- Instructions to follow
Go through the listing and return every line with "October" in it.

[Stored data entries]
________

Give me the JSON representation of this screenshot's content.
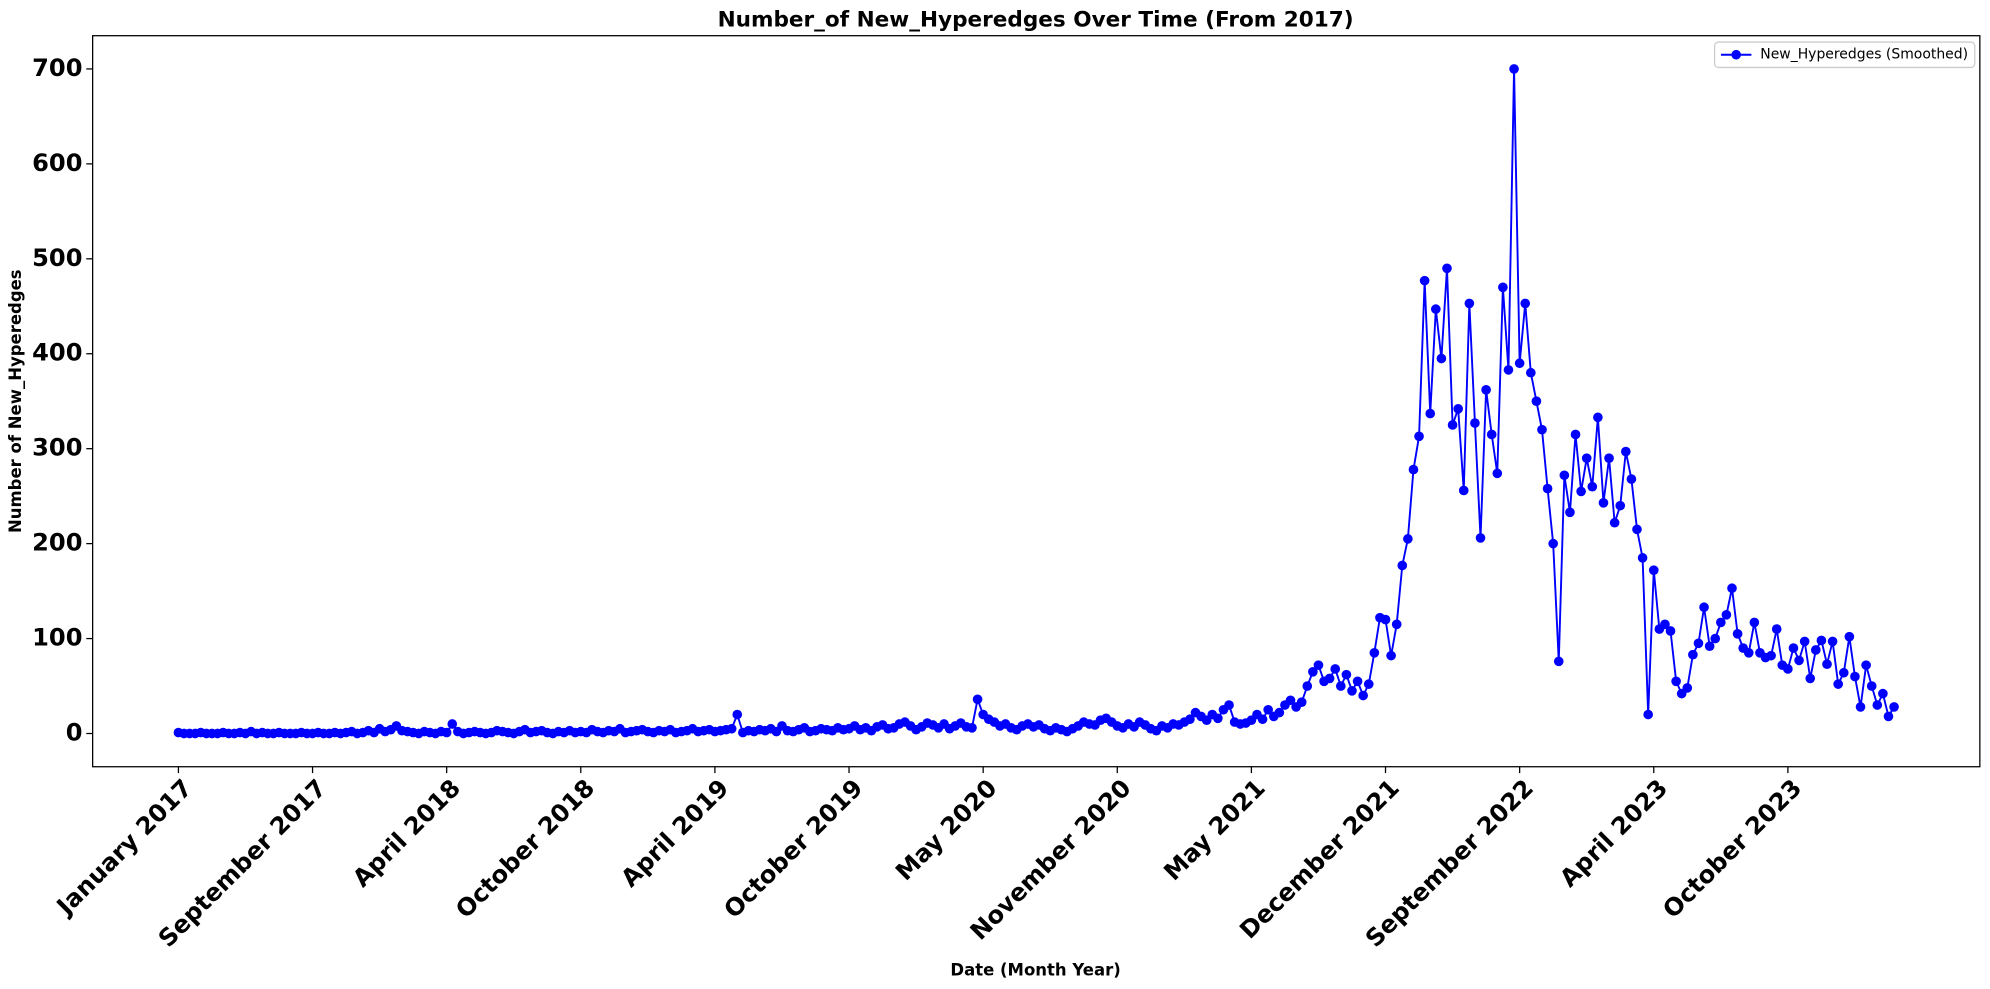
{
  "chart_data": {
    "type": "line",
    "title": "Number_of New_Hyperedges Over Time (From 2017)",
    "x_label": "Date (Month Year)",
    "y_label": "Number of New_Hyperedges",
    "categories": [
      "January 2017",
      null,
      null,
      null,
      null,
      null,
      null,
      null,
      null,
      null,
      null,
      null,
      null,
      null,
      null,
      null,
      null,
      null,
      null,
      null,
      null,
      null,
      null,
      null,
      "September 2017",
      null,
      null,
      null,
      null,
      null,
      null,
      null,
      null,
      null,
      null,
      null,
      null,
      null,
      null,
      null,
      null,
      null,
      null,
      null,
      null,
      null,
      null,
      null,
      "April 2018",
      null,
      null,
      null,
      null,
      null,
      null,
      null,
      null,
      null,
      null,
      null,
      null,
      null,
      null,
      null,
      null,
      null,
      null,
      null,
      null,
      null,
      null,
      null,
      "October 2018",
      null,
      null,
      null,
      null,
      null,
      null,
      null,
      null,
      null,
      null,
      null,
      null,
      null,
      null,
      null,
      null,
      null,
      null,
      null,
      null,
      null,
      null,
      null,
      "April 2019",
      null,
      null,
      null,
      null,
      null,
      null,
      null,
      null,
      null,
      null,
      null,
      null,
      null,
      null,
      null,
      null,
      null,
      null,
      null,
      null,
      null,
      null,
      null,
      "October 2019",
      null,
      null,
      null,
      null,
      null,
      null,
      null,
      null,
      null,
      null,
      null,
      null,
      null,
      null,
      null,
      null,
      null,
      null,
      null,
      null,
      null,
      null,
      null,
      "May 2020",
      null,
      null,
      null,
      null,
      null,
      null,
      null,
      null,
      null,
      null,
      null,
      null,
      null,
      null,
      null,
      null,
      null,
      null,
      null,
      null,
      null,
      null,
      null,
      "November 2020",
      null,
      null,
      null,
      null,
      null,
      null,
      null,
      null,
      null,
      null,
      null,
      null,
      null,
      null,
      null,
      null,
      null,
      null,
      null,
      null,
      null,
      null,
      null,
      "May 2021",
      null,
      null,
      null,
      null,
      null,
      null,
      null,
      null,
      null,
      null,
      null,
      null,
      null,
      null,
      null,
      null,
      null,
      null,
      null,
      null,
      null,
      null,
      null,
      "December 2021",
      null,
      null,
      null,
      null,
      null,
      null,
      null,
      null,
      null,
      null,
      null,
      null,
      null,
      null,
      null,
      null,
      null,
      null,
      null,
      null,
      null,
      null,
      null,
      "September 2022",
      null,
      null,
      null,
      null,
      null,
      null,
      null,
      null,
      null,
      null,
      null,
      null,
      null,
      null,
      null,
      null,
      null,
      null,
      null,
      null,
      null,
      null,
      null,
      "April 2023",
      null,
      null,
      null,
      null,
      null,
      null,
      null,
      null,
      null,
      null,
      null,
      null,
      null,
      null,
      null,
      null,
      null,
      null,
      null,
      null,
      null,
      null,
      null,
      "October 2023",
      null,
      null,
      null,
      null,
      null,
      null,
      null,
      null,
      null,
      null,
      null,
      null,
      null,
      null,
      null,
      null,
      null,
      null,
      null
    ],
    "series": [
      {
        "name": "New_Hyperedges (Smoothed)",
        "color": "#0000ff",
        "values": [
          1,
          0,
          0,
          0,
          1,
          0,
          0,
          0,
          1,
          0,
          0,
          1,
          0,
          2,
          0,
          1,
          0,
          0,
          1,
          0,
          0,
          0,
          1,
          0,
          0,
          1,
          0,
          0,
          1,
          0,
          1,
          2,
          0,
          1,
          3,
          1,
          5,
          2,
          4,
          8,
          3,
          2,
          1,
          0,
          2,
          1,
          0,
          2,
          1,
          10,
          2,
          0,
          1,
          2,
          1,
          0,
          1,
          3,
          2,
          1,
          0,
          2,
          4,
          1,
          2,
          3,
          1,
          0,
          2,
          1,
          3,
          1,
          2,
          1,
          4,
          2,
          1,
          3,
          2,
          5,
          1,
          2,
          3,
          4,
          2,
          1,
          3,
          2,
          4,
          1,
          2,
          3,
          5,
          2,
          3,
          4,
          2,
          3,
          4,
          5,
          20,
          1,
          3,
          2,
          4,
          3,
          5,
          2,
          8,
          3,
          2,
          4,
          6,
          2,
          3,
          5,
          4,
          3,
          6,
          4,
          5,
          8,
          4,
          6,
          3,
          7,
          9,
          5,
          6,
          10,
          12,
          8,
          4,
          7,
          11,
          9,
          6,
          10,
          5,
          8,
          11,
          7,
          6,
          36,
          20,
          15,
          12,
          8,
          10,
          6,
          4,
          8,
          10,
          7,
          9,
          5,
          3,
          6,
          4,
          2,
          5,
          8,
          12,
          10,
          9,
          14,
          16,
          12,
          8,
          6,
          10,
          7,
          12,
          9,
          5,
          3,
          8,
          6,
          10,
          9,
          12,
          15,
          22,
          18,
          14,
          20,
          16,
          25,
          30,
          12,
          10,
          11,
          14,
          20,
          15,
          25,
          18,
          22,
          30,
          35,
          28,
          33,
          50,
          65,
          72,
          55,
          58,
          68,
          50,
          62,
          45,
          55,
          40,
          52,
          85,
          122,
          120,
          82,
          115,
          177,
          205,
          278,
          313,
          477,
          337,
          447,
          395,
          490,
          325,
          342,
          256,
          453,
          327,
          206,
          362,
          315,
          274,
          470,
          383,
          700,
          390,
          453,
          380,
          350,
          320,
          258,
          200,
          76,
          272,
          233,
          315,
          255,
          290,
          260,
          333,
          243,
          290,
          222,
          240,
          297,
          268,
          215,
          185,
          20,
          172,
          110,
          115,
          108,
          55,
          42,
          48,
          83,
          95,
          133,
          92,
          100,
          117,
          125,
          153,
          105,
          90,
          85,
          117,
          85,
          80,
          82,
          110,
          72,
          68,
          90,
          77,
          97,
          58,
          88,
          98,
          73,
          97,
          52,
          64,
          102,
          60,
          28,
          72,
          50,
          30,
          42,
          18,
          28
        ]
      }
    ],
    "ylim": [
      -35,
      735
    ],
    "yticks": [
      0,
      100,
      200,
      300,
      400,
      500,
      600,
      700
    ],
    "legend": "upper right"
  }
}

________

- Exercise response
      "October 2018",
      "October 2019",
      "October 2023",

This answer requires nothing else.